Instruction - State how many lines of the entries below hold the word "pages"; reply with nothing but the number.

The data -
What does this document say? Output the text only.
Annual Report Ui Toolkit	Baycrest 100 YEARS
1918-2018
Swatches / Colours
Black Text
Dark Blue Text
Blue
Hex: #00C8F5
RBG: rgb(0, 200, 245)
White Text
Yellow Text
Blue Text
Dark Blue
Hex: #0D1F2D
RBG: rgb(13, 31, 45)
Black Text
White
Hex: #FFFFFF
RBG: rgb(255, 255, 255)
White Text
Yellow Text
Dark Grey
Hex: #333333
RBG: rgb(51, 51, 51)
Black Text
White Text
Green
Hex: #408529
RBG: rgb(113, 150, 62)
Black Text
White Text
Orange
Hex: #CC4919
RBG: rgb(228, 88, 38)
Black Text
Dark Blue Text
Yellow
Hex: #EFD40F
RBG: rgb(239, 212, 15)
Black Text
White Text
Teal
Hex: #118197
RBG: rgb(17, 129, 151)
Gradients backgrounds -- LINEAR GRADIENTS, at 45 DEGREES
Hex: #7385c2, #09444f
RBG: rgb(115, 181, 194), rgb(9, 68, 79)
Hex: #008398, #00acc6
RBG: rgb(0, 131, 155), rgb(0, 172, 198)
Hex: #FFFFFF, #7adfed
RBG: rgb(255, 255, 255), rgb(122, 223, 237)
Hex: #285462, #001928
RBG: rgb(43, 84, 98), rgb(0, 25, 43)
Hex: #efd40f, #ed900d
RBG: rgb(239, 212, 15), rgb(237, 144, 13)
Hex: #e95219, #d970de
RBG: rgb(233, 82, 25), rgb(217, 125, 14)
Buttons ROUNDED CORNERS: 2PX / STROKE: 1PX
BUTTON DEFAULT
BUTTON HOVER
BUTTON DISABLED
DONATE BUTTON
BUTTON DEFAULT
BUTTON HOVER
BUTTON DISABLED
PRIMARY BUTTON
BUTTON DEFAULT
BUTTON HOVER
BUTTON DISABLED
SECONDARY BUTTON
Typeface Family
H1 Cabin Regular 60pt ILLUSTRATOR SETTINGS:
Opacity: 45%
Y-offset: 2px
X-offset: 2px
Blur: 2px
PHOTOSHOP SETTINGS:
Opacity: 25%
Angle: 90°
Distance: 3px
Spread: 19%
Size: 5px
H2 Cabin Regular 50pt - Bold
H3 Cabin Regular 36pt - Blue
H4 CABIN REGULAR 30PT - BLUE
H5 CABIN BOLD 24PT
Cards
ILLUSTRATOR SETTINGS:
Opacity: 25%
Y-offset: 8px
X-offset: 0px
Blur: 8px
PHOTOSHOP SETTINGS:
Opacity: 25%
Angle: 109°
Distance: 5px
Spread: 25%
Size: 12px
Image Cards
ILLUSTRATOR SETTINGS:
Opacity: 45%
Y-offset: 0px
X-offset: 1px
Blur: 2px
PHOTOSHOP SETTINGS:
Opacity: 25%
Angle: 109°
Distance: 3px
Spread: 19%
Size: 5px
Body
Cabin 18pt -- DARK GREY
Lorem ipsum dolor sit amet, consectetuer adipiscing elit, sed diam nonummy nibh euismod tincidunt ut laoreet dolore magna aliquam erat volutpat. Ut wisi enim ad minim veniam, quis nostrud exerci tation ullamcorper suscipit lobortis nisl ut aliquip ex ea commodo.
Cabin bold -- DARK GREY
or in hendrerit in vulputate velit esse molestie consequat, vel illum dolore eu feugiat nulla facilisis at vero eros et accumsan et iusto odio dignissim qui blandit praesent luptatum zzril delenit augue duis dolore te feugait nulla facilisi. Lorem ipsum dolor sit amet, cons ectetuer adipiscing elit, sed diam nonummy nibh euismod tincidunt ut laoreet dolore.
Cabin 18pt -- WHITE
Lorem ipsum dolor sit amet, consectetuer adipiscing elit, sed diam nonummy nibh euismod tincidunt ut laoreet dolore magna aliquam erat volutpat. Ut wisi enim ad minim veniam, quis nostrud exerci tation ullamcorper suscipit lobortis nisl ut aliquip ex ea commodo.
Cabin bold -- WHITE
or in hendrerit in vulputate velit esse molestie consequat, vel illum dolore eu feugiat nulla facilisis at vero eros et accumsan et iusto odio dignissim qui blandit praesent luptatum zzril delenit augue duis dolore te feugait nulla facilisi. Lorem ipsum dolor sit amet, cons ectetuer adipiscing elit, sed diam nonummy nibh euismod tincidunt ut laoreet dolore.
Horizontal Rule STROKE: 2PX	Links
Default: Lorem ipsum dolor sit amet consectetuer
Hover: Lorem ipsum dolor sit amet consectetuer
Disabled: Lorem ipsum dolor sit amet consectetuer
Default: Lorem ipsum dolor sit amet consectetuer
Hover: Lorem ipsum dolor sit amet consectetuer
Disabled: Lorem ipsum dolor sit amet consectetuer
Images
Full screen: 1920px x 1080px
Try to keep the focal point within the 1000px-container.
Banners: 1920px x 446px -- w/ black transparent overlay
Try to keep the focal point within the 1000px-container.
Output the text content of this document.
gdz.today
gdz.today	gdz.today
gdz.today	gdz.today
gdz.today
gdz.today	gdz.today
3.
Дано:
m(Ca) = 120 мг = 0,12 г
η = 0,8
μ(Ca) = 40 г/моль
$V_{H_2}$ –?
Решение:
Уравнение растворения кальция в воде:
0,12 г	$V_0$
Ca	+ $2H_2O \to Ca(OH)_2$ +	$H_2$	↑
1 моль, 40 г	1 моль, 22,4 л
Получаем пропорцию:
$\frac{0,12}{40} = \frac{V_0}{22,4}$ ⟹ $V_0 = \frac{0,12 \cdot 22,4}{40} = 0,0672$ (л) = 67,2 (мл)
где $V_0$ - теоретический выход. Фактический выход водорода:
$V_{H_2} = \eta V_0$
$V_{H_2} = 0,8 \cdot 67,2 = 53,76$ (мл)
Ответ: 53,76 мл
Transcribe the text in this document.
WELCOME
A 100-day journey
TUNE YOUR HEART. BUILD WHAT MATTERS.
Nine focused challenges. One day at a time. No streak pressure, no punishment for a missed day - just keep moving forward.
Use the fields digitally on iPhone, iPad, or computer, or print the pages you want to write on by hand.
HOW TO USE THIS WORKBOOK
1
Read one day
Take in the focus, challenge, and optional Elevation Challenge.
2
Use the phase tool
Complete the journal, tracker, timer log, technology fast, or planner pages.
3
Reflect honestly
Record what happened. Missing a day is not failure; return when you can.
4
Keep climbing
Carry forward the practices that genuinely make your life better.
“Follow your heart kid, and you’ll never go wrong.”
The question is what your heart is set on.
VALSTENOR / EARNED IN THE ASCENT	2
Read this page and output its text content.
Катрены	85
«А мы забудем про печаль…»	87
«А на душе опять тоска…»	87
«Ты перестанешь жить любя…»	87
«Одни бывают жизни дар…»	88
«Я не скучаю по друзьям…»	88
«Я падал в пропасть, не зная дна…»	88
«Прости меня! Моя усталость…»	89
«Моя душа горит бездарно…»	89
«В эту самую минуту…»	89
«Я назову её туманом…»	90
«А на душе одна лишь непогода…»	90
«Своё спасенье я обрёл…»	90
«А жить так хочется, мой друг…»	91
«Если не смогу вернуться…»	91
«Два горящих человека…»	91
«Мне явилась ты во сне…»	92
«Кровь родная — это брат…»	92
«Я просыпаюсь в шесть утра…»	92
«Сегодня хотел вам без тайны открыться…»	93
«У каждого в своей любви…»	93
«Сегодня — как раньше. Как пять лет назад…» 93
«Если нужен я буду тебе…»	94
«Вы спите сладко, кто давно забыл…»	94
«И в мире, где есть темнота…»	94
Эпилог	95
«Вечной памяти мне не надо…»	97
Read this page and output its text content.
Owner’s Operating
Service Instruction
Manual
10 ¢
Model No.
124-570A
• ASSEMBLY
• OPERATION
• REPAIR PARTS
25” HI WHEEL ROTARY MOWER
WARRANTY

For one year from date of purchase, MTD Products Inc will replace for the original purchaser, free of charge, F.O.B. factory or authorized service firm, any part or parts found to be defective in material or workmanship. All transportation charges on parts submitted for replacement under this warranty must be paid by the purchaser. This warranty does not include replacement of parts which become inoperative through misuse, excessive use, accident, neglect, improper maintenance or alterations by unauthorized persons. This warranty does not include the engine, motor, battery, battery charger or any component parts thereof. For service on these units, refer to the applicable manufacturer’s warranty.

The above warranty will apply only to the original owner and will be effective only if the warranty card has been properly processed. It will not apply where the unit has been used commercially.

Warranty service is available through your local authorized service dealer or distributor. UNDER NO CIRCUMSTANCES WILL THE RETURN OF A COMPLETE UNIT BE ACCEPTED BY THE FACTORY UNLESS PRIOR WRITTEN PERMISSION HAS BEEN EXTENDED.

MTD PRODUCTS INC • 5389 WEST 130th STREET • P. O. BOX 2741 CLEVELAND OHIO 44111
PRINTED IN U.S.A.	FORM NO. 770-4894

Task response - 2